Find each line with the string "Winery" and copy it.

» **DATA IN THIS EXERCISE**
• • • •

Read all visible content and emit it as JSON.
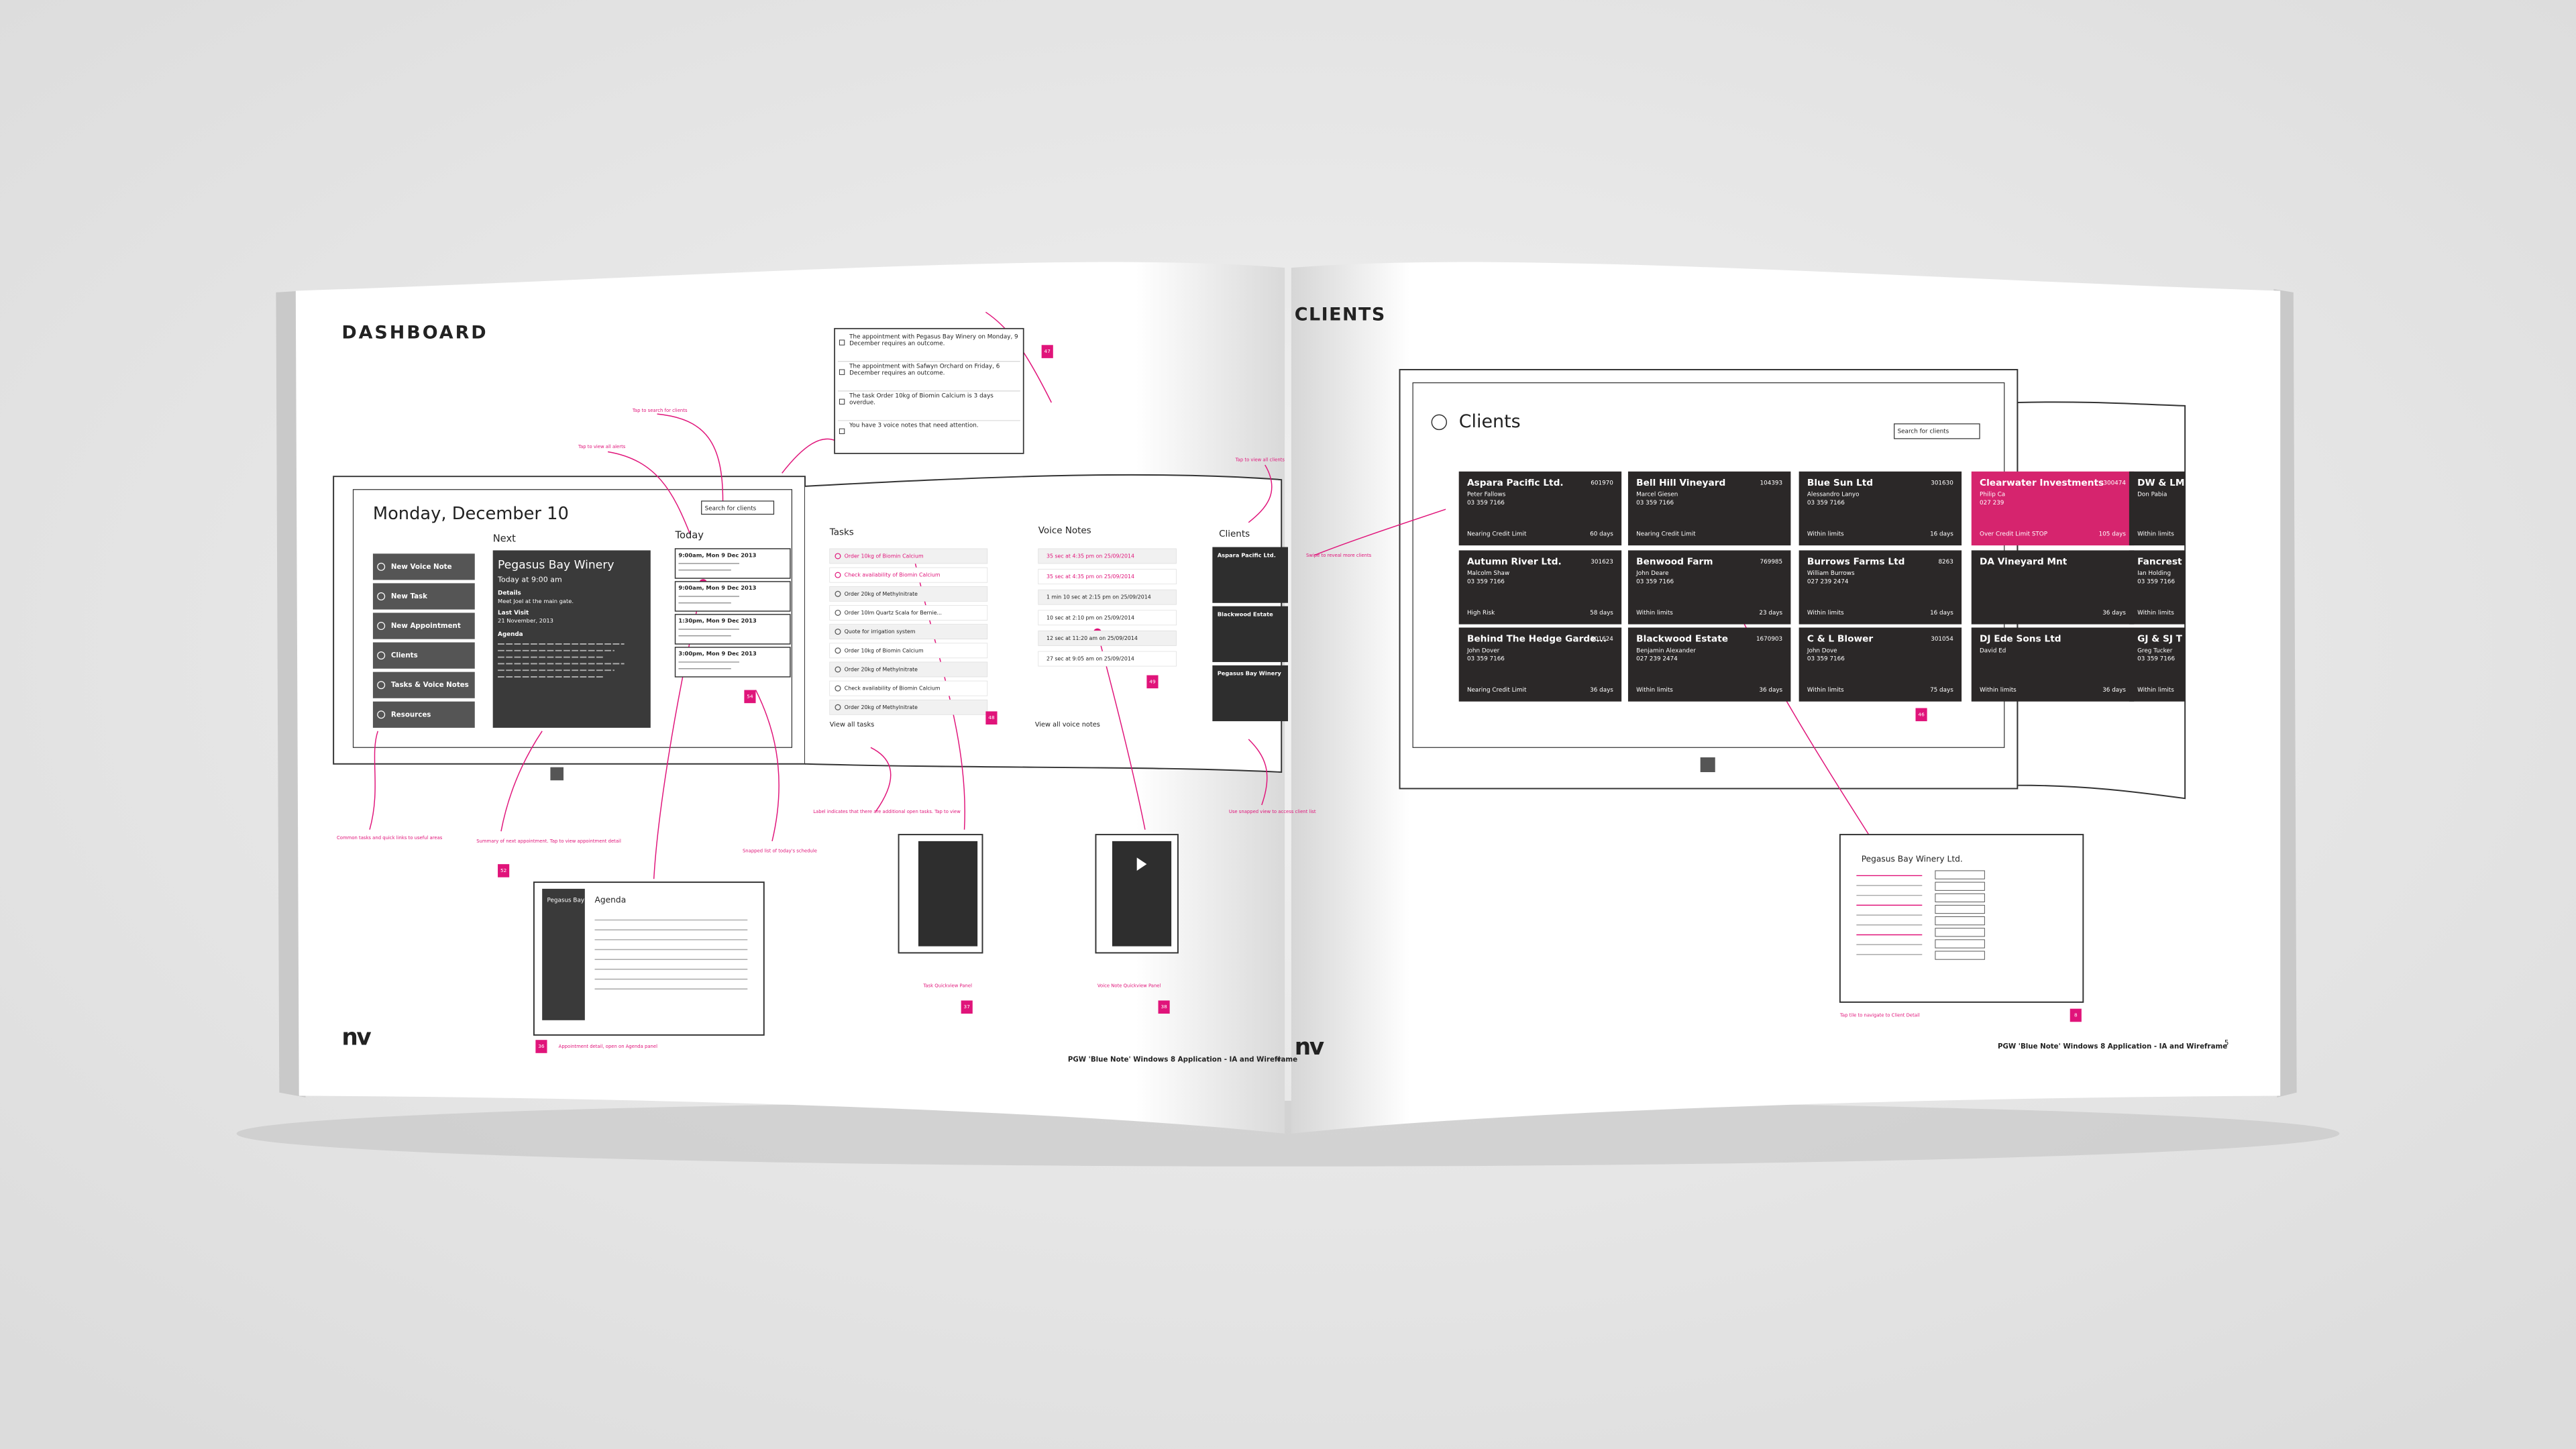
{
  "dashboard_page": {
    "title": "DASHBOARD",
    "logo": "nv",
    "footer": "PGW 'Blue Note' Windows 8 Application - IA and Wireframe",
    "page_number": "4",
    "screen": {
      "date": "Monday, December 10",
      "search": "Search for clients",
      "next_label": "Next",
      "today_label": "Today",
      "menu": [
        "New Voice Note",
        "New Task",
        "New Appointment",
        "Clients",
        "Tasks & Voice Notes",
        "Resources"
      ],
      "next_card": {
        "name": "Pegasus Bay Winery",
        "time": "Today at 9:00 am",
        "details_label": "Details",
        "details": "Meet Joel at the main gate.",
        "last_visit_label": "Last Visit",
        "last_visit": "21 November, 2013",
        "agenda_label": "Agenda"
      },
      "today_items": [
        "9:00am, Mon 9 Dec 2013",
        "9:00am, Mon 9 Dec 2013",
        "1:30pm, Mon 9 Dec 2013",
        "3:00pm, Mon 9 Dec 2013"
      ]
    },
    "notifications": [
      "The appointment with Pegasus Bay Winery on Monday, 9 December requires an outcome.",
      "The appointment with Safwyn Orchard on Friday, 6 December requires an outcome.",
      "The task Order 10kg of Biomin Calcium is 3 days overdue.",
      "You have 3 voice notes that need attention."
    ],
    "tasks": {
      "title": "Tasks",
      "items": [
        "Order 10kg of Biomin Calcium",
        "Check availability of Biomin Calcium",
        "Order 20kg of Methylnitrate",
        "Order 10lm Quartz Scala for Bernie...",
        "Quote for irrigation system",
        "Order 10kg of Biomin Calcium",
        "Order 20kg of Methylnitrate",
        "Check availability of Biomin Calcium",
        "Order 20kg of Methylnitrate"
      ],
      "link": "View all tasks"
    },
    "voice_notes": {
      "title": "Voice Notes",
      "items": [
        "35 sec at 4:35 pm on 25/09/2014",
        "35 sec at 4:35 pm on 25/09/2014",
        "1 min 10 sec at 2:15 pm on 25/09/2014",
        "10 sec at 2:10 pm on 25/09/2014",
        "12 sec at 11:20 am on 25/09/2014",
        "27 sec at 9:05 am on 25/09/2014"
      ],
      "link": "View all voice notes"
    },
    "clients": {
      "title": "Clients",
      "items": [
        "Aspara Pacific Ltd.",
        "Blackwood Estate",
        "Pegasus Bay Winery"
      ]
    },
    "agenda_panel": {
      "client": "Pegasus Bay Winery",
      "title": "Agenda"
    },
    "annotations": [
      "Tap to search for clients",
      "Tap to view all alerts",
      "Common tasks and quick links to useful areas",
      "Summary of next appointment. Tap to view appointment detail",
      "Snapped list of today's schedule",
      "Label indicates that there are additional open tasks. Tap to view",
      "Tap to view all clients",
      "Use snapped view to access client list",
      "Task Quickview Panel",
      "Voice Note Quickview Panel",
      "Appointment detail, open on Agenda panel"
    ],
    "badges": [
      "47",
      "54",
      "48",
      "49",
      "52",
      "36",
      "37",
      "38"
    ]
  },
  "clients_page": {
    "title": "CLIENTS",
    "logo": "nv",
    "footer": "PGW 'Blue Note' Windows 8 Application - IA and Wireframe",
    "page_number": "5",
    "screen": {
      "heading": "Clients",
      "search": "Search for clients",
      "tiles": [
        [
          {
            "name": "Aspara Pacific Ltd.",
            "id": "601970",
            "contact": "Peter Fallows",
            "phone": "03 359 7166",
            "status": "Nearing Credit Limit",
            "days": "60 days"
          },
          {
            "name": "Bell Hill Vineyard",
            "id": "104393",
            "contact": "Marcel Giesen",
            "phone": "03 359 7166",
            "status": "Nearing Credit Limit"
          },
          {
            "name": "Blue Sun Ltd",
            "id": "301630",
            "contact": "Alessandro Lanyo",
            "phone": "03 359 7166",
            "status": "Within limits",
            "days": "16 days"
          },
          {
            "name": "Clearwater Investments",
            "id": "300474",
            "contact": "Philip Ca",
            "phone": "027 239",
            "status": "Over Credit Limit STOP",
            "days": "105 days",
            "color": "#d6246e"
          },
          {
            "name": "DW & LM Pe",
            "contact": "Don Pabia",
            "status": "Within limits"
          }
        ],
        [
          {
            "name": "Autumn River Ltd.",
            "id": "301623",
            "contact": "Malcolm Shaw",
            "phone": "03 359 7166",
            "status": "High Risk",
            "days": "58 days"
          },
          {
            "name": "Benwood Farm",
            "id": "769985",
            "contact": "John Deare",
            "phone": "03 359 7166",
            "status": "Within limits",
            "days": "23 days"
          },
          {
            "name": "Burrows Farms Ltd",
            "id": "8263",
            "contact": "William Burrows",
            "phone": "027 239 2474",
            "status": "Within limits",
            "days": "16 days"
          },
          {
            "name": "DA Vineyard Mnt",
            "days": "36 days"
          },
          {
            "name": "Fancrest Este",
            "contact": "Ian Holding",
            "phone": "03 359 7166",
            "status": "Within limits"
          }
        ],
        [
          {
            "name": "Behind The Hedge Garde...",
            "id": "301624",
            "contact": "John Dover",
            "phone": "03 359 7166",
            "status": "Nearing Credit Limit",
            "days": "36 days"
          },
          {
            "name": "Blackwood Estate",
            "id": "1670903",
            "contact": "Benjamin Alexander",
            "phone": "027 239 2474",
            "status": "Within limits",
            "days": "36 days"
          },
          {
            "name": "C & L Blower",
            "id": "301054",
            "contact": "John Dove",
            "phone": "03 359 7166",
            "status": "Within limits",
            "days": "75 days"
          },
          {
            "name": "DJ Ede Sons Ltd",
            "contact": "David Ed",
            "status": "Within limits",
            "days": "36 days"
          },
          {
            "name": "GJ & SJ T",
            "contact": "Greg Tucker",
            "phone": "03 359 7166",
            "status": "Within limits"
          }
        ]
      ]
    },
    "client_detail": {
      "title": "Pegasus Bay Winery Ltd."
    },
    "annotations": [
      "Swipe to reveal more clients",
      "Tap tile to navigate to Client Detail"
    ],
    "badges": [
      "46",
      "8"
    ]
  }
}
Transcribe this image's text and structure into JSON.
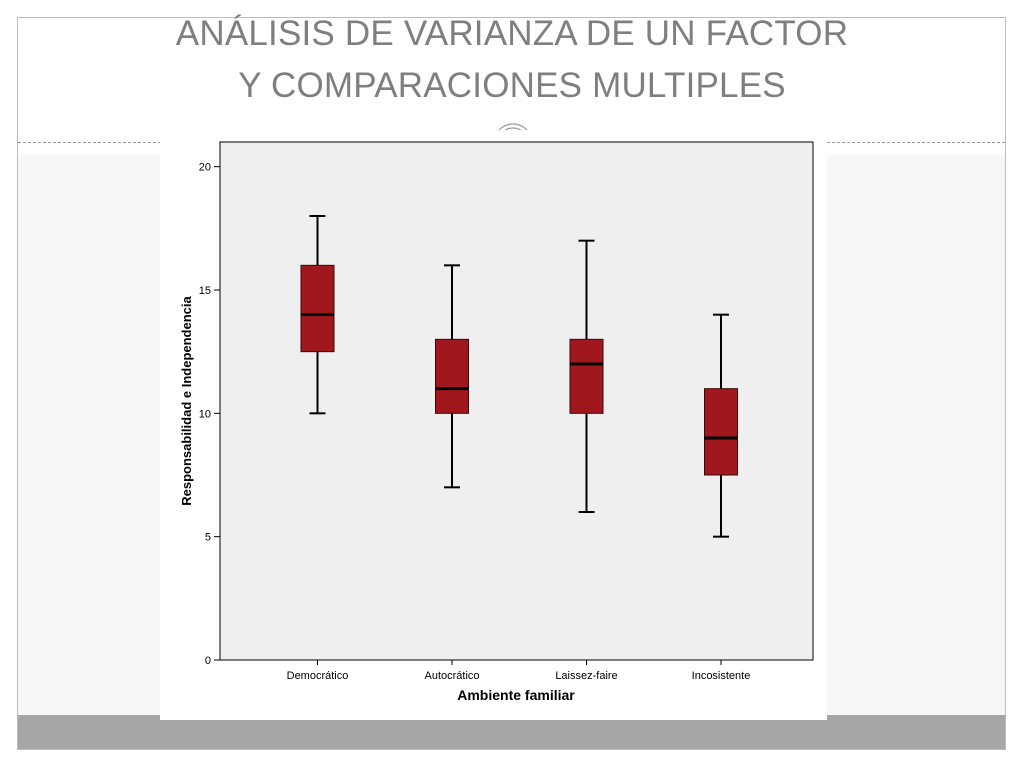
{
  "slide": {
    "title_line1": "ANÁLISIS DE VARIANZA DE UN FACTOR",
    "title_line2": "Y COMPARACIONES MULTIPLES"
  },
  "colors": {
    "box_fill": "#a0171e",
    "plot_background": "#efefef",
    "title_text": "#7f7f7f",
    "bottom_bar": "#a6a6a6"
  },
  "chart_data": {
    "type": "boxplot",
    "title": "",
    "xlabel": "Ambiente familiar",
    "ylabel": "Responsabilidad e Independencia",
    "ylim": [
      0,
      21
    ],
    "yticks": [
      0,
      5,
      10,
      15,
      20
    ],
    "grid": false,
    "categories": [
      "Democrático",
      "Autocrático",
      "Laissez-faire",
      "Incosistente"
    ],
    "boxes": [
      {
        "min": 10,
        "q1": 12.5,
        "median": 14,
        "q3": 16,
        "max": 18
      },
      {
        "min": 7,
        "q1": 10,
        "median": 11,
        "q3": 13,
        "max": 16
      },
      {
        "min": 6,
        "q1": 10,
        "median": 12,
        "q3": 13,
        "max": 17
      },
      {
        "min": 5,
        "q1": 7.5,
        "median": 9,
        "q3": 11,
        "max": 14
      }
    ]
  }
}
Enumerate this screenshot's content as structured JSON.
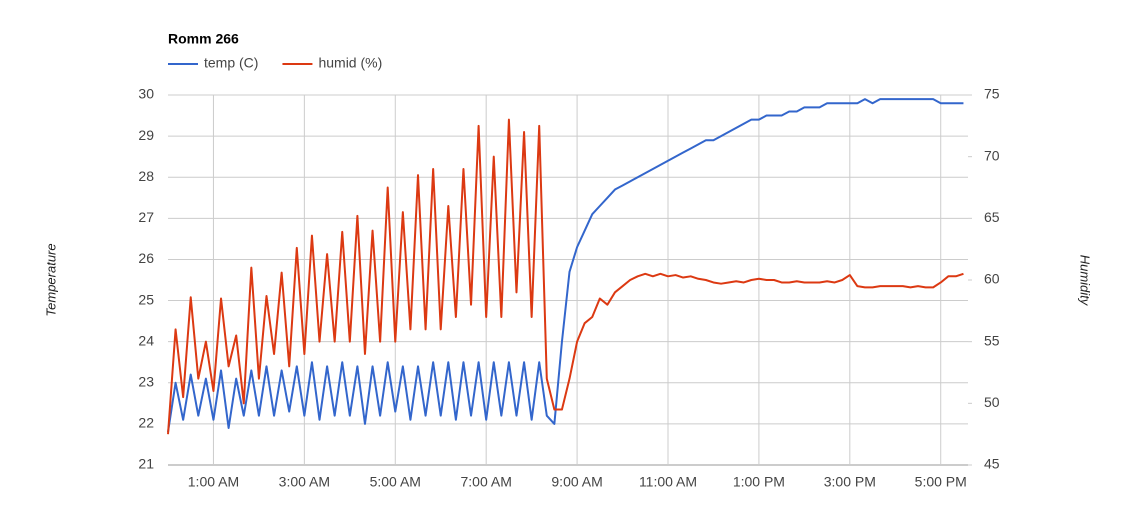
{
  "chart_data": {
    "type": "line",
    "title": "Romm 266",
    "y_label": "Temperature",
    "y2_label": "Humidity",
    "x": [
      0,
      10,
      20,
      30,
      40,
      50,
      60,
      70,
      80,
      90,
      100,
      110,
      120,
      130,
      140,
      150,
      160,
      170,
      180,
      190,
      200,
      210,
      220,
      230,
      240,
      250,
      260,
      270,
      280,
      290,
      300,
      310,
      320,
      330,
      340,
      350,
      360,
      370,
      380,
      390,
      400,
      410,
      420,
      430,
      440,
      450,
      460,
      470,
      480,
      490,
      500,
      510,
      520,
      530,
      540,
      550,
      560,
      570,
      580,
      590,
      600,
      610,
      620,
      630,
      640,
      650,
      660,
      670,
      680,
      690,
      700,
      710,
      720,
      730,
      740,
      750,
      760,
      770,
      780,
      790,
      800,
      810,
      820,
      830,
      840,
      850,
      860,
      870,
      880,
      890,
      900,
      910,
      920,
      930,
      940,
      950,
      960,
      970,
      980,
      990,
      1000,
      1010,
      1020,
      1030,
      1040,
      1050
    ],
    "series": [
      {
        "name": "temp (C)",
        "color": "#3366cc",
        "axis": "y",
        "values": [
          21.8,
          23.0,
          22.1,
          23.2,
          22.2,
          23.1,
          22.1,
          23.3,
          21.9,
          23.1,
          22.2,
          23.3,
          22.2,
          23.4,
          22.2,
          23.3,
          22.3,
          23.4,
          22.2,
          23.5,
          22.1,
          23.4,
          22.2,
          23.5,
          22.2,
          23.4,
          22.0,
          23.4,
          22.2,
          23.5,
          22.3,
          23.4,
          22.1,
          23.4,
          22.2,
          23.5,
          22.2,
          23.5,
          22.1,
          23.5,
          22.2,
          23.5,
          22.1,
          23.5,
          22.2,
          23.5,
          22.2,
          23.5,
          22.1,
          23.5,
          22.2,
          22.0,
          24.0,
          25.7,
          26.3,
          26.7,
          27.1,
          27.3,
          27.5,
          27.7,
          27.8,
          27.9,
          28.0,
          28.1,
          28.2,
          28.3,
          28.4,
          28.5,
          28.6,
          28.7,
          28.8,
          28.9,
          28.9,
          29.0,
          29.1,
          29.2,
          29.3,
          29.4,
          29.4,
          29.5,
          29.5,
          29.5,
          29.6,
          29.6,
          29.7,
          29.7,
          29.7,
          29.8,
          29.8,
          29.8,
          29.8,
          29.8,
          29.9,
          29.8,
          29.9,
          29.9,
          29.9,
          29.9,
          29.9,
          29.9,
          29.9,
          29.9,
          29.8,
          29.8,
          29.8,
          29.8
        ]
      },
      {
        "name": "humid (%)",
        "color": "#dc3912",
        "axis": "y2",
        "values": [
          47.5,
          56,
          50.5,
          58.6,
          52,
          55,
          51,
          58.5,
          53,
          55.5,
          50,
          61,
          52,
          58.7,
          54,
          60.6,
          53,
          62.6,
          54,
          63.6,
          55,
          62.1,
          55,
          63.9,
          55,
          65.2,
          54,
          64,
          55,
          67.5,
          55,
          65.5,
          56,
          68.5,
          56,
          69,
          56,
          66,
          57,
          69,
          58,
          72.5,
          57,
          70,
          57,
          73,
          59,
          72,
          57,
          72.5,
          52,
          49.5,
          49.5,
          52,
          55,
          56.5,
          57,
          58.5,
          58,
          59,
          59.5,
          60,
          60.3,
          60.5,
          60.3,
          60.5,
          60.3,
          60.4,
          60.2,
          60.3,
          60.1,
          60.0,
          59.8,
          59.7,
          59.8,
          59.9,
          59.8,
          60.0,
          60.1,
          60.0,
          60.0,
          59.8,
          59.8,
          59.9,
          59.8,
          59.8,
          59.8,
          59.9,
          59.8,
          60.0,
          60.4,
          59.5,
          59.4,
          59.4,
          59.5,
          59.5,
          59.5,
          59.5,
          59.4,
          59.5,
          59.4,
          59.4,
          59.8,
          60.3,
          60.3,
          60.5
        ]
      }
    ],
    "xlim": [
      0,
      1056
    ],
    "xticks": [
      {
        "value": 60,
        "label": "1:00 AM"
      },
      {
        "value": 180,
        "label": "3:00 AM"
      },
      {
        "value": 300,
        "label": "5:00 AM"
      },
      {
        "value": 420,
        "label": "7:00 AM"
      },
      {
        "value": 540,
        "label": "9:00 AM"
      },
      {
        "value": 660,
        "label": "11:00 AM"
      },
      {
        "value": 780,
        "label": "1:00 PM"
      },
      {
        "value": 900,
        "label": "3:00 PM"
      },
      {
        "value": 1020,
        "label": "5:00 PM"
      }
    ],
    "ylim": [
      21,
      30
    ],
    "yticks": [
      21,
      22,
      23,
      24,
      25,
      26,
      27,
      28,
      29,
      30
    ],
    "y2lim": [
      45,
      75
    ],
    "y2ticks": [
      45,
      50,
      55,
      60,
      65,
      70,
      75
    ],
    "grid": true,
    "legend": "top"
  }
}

• • • •

» **THE RESULT**
        "name": "Pegasus Bay Winery",
      "The appointment with Pegasus Bay Winery on Monday, 9 December requires an outcome.",
        "Pegasus Bay Winery"
      "client": "Pegasus Bay Winery",
      "title": "Pegasus Bay Winery Ltd."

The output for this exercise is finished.